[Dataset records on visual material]
--- START ---
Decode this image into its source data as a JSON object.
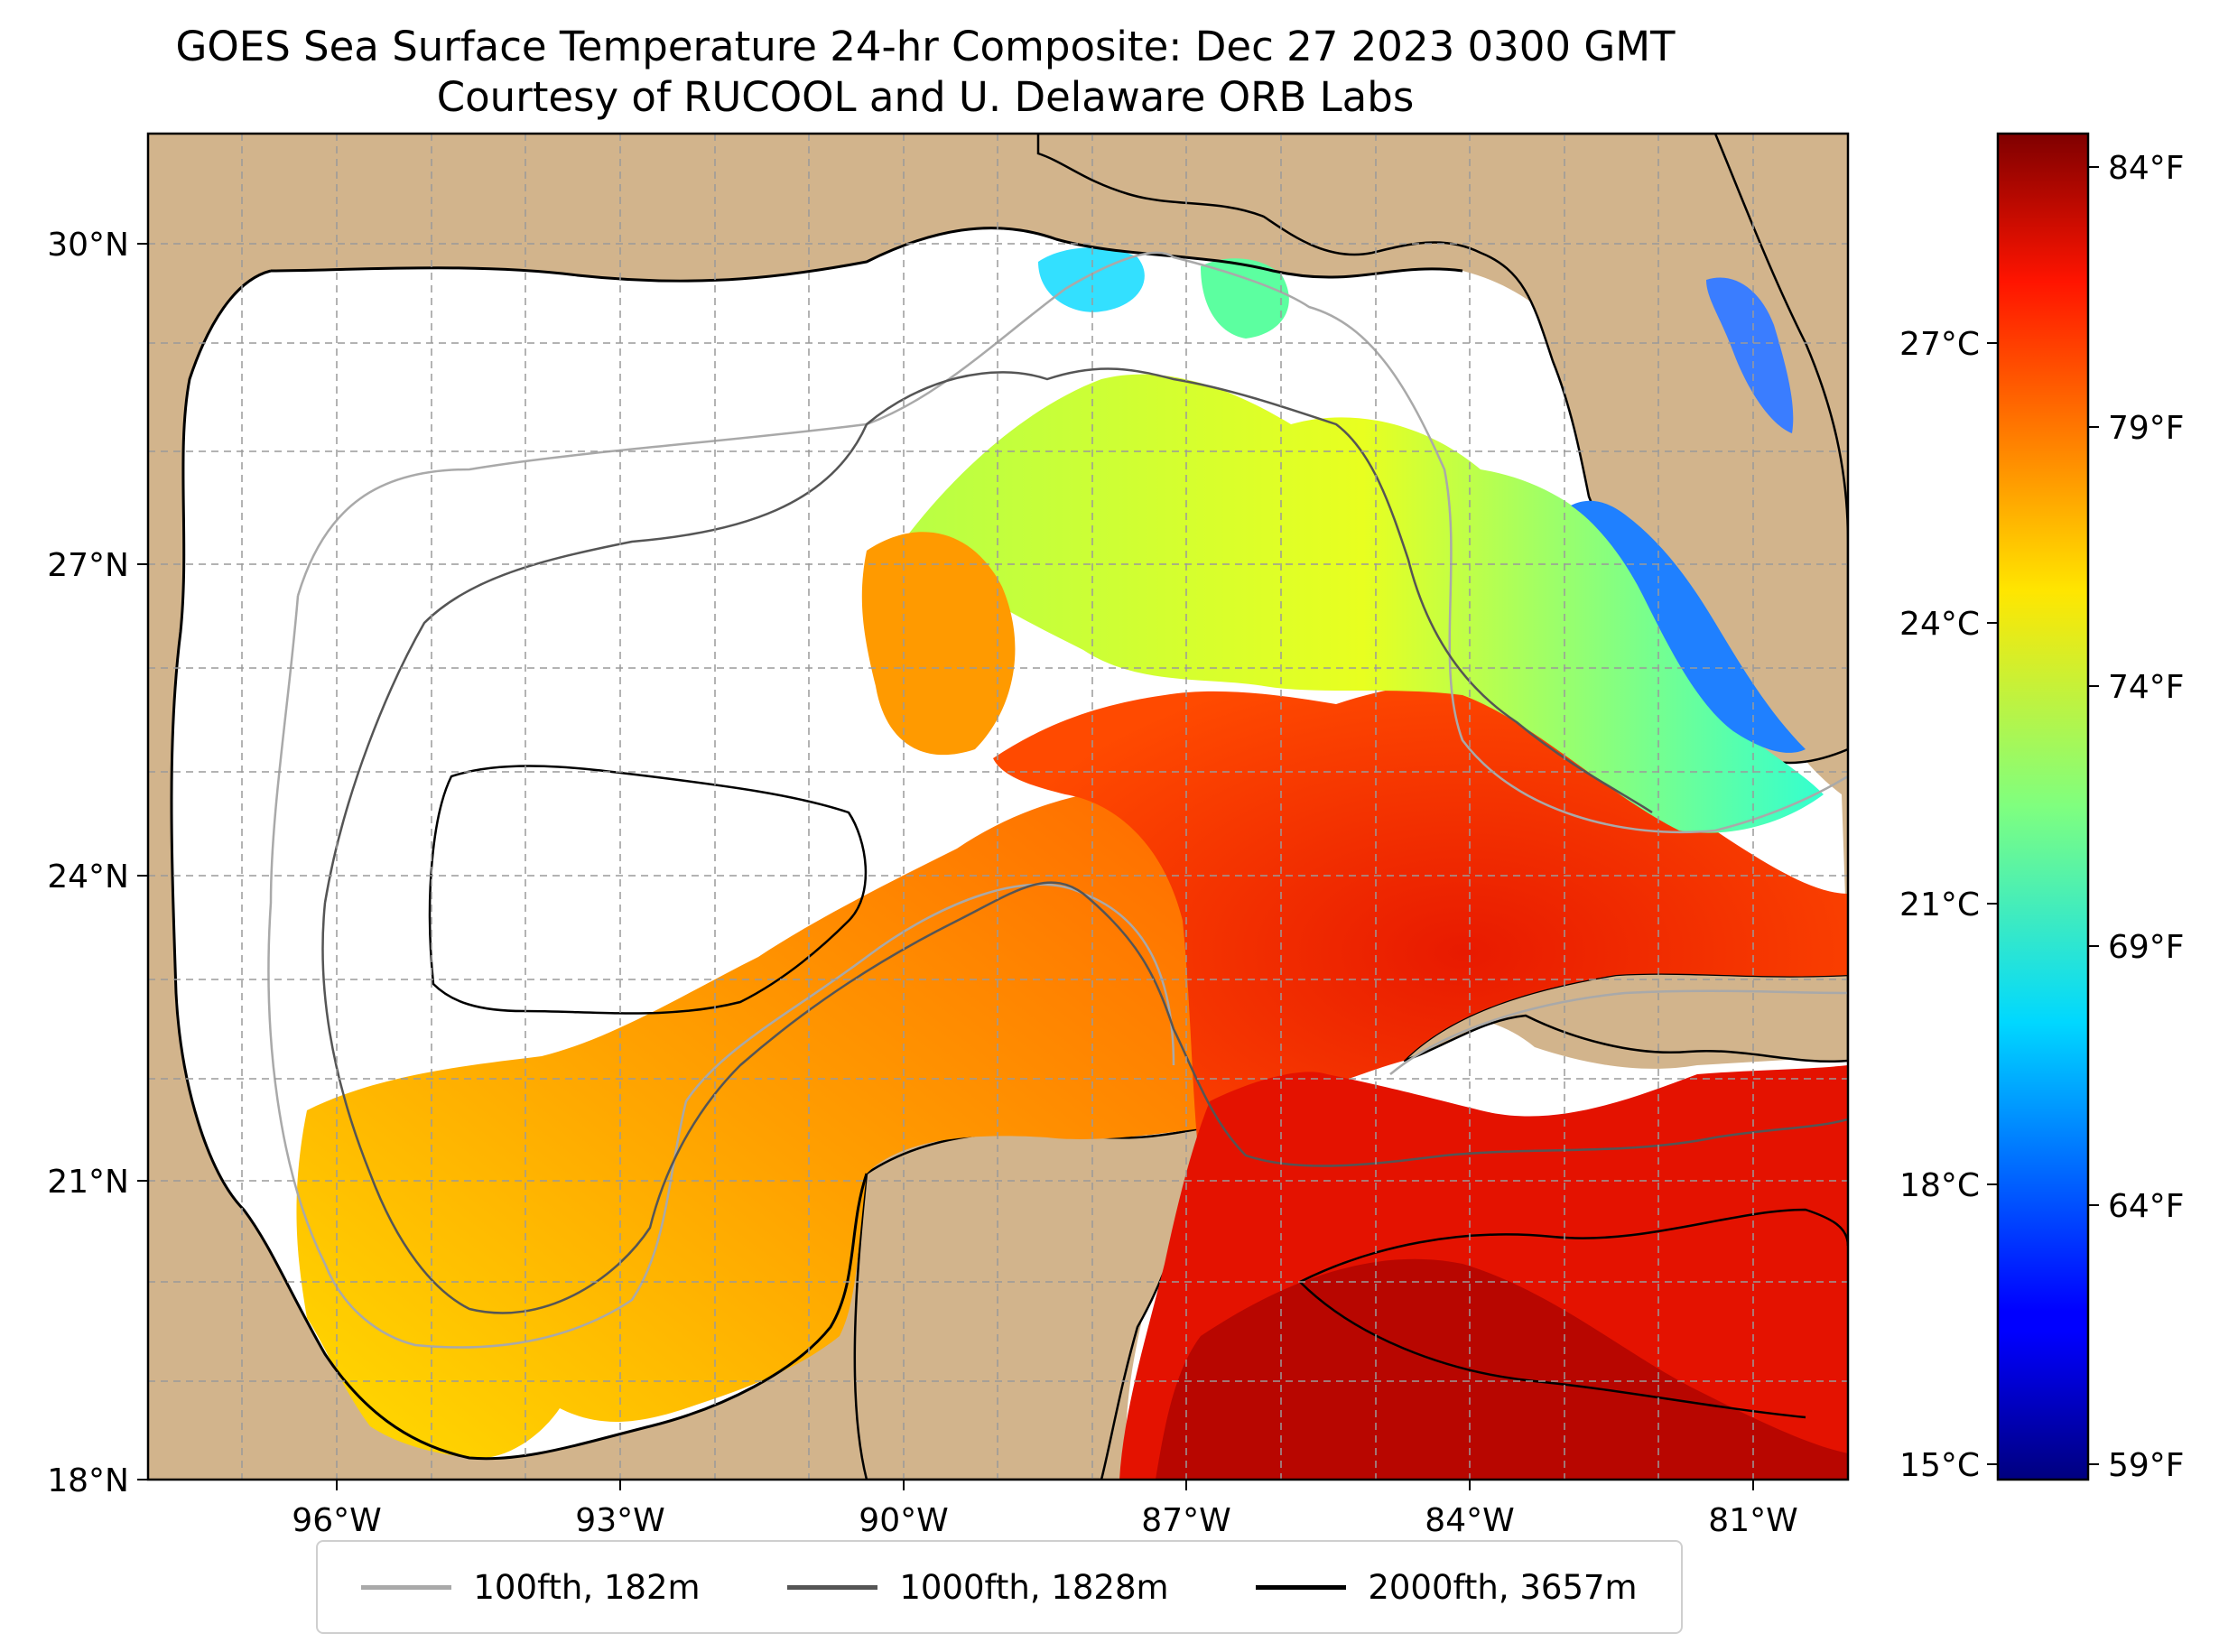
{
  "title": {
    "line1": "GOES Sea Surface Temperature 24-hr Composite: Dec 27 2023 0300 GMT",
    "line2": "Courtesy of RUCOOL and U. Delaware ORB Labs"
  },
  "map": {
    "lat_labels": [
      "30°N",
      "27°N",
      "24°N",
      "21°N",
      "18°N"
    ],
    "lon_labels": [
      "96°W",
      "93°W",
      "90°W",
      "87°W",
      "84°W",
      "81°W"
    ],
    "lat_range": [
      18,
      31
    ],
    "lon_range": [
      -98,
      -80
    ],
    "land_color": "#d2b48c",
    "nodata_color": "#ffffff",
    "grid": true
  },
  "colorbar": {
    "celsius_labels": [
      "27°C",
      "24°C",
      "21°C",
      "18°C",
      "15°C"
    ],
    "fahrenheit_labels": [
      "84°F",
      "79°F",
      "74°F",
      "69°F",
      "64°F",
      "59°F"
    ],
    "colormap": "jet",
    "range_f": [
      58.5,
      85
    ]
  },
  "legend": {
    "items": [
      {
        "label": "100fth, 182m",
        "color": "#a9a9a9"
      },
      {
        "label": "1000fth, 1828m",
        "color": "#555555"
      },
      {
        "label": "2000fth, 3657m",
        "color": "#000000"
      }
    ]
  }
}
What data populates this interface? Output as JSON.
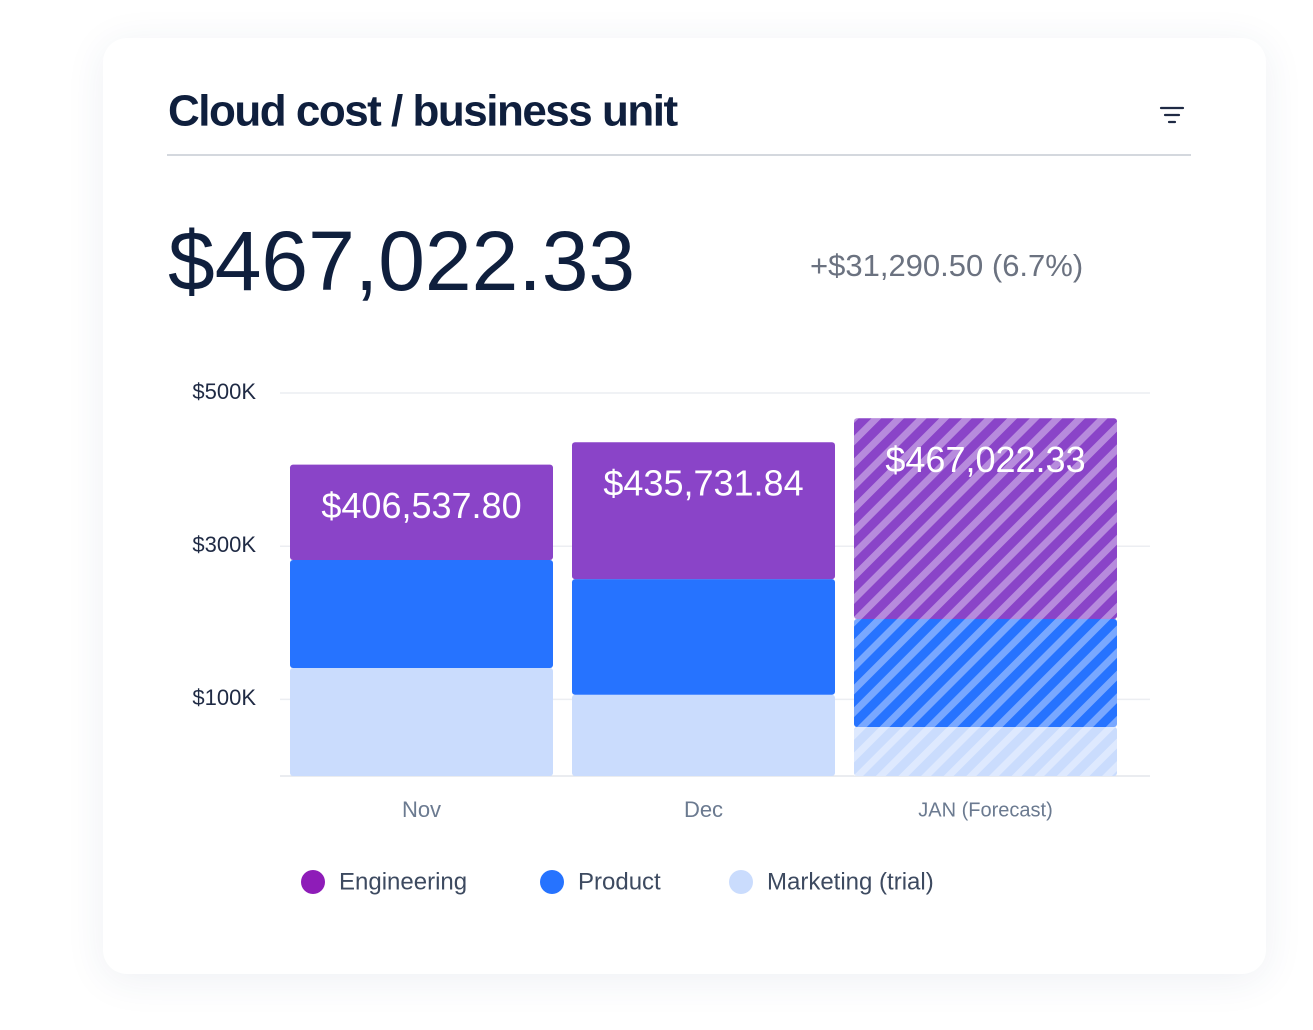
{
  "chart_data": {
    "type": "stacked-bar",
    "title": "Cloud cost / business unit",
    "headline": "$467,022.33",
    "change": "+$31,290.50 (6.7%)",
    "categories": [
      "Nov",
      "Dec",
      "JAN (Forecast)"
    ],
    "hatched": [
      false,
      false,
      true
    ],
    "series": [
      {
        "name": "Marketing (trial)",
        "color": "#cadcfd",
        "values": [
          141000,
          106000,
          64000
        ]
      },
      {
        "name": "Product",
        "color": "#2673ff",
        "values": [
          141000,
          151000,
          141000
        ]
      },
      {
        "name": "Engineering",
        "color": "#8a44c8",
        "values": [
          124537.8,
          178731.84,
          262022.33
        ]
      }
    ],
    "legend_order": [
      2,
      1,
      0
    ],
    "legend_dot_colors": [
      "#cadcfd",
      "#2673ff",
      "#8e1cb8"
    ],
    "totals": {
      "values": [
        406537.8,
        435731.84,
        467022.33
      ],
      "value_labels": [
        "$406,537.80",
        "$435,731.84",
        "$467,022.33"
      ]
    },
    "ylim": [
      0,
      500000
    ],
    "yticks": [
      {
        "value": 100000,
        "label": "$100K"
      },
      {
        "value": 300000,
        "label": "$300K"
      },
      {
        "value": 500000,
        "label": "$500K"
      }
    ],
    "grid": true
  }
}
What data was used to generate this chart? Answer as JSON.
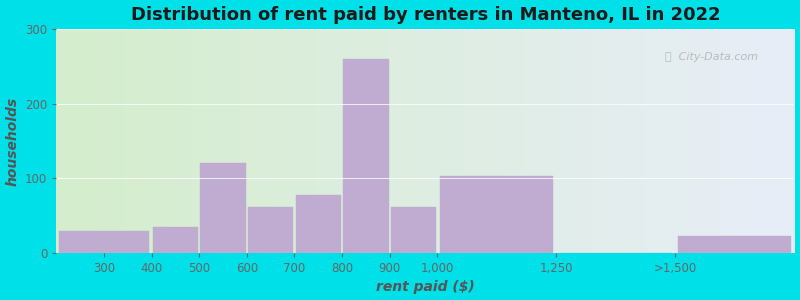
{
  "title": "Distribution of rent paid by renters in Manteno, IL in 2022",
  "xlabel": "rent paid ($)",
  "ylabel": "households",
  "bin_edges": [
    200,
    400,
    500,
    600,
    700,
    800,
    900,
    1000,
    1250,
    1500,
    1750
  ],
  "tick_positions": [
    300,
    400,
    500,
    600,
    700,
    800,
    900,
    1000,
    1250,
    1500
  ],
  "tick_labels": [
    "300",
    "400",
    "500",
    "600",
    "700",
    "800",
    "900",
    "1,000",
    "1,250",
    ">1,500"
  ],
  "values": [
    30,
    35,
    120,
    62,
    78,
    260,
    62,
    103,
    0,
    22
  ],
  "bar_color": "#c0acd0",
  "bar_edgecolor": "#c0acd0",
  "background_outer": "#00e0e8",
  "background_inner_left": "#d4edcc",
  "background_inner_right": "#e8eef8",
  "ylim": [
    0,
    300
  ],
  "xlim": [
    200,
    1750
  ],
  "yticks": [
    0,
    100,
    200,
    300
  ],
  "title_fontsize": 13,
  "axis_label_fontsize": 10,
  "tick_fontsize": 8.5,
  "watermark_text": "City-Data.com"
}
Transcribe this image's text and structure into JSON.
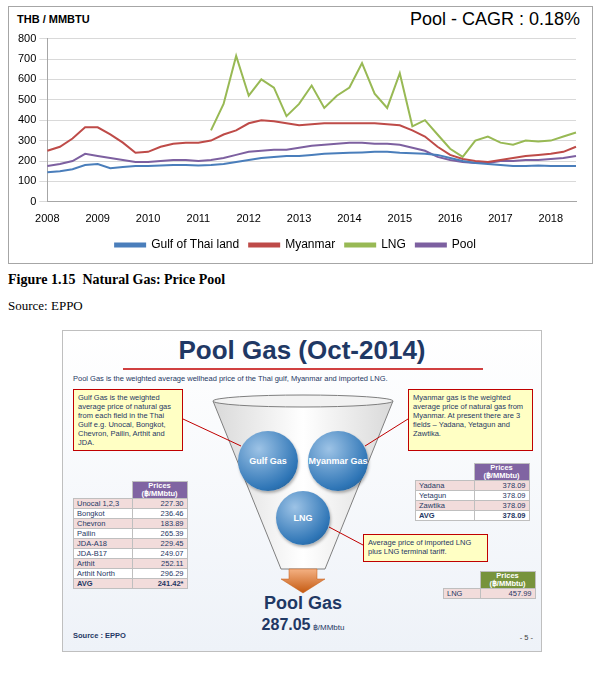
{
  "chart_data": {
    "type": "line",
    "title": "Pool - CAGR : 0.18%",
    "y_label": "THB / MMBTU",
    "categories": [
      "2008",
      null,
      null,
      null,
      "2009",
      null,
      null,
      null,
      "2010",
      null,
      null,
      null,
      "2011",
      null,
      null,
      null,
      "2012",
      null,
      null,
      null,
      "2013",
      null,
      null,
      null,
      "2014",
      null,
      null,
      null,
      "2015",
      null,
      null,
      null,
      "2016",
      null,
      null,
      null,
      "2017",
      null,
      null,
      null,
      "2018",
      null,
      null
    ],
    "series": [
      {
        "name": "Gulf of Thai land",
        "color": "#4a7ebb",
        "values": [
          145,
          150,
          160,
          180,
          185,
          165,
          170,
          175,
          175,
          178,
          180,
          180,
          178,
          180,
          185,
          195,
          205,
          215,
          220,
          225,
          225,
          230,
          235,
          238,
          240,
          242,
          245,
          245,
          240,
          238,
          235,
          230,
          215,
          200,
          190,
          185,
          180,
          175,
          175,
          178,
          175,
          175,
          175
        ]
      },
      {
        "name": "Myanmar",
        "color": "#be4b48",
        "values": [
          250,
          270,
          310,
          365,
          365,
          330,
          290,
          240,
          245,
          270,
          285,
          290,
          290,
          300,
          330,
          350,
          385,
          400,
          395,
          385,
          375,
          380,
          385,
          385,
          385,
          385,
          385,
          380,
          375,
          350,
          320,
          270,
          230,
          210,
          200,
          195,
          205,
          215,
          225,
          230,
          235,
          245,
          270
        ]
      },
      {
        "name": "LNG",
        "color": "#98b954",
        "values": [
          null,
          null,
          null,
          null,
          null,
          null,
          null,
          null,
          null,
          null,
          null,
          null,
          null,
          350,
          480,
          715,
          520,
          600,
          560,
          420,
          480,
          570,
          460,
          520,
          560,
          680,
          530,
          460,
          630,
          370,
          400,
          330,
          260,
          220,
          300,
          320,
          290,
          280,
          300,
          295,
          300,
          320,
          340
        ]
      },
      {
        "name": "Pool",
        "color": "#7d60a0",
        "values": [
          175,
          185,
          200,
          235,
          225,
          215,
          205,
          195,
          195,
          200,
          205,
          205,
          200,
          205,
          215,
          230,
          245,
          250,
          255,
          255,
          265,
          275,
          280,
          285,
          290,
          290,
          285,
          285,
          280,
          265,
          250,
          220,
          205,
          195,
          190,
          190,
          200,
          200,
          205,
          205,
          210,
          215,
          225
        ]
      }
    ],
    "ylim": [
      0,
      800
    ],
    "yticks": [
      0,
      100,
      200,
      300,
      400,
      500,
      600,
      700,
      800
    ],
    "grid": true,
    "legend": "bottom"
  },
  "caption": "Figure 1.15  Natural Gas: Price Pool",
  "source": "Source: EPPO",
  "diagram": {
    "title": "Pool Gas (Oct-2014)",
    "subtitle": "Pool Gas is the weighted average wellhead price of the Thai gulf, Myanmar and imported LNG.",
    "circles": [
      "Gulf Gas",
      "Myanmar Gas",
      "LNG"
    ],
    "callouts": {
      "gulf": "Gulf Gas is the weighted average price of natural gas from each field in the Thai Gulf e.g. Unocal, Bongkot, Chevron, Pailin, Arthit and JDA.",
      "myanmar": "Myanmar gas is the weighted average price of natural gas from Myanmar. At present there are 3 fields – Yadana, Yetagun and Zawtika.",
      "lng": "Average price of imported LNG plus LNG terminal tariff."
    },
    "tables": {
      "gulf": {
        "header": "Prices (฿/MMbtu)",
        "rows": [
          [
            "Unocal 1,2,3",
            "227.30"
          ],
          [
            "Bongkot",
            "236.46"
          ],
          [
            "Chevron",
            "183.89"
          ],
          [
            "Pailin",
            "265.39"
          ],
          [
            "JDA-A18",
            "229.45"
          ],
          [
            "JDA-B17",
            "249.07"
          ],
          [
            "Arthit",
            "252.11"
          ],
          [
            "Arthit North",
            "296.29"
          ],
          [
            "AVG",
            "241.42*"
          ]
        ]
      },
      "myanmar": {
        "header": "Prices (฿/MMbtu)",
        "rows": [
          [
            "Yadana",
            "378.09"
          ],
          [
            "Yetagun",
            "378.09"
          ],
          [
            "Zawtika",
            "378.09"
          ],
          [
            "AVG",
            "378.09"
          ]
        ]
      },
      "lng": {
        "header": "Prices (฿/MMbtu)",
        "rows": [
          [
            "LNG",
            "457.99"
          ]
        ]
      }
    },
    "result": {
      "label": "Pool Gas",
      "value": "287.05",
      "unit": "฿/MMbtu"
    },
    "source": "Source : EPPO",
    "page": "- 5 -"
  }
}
--- END ---
Work to be completed
Tally up the lines in the records that contain the word "Yadana" and give only the total.

Right answer
2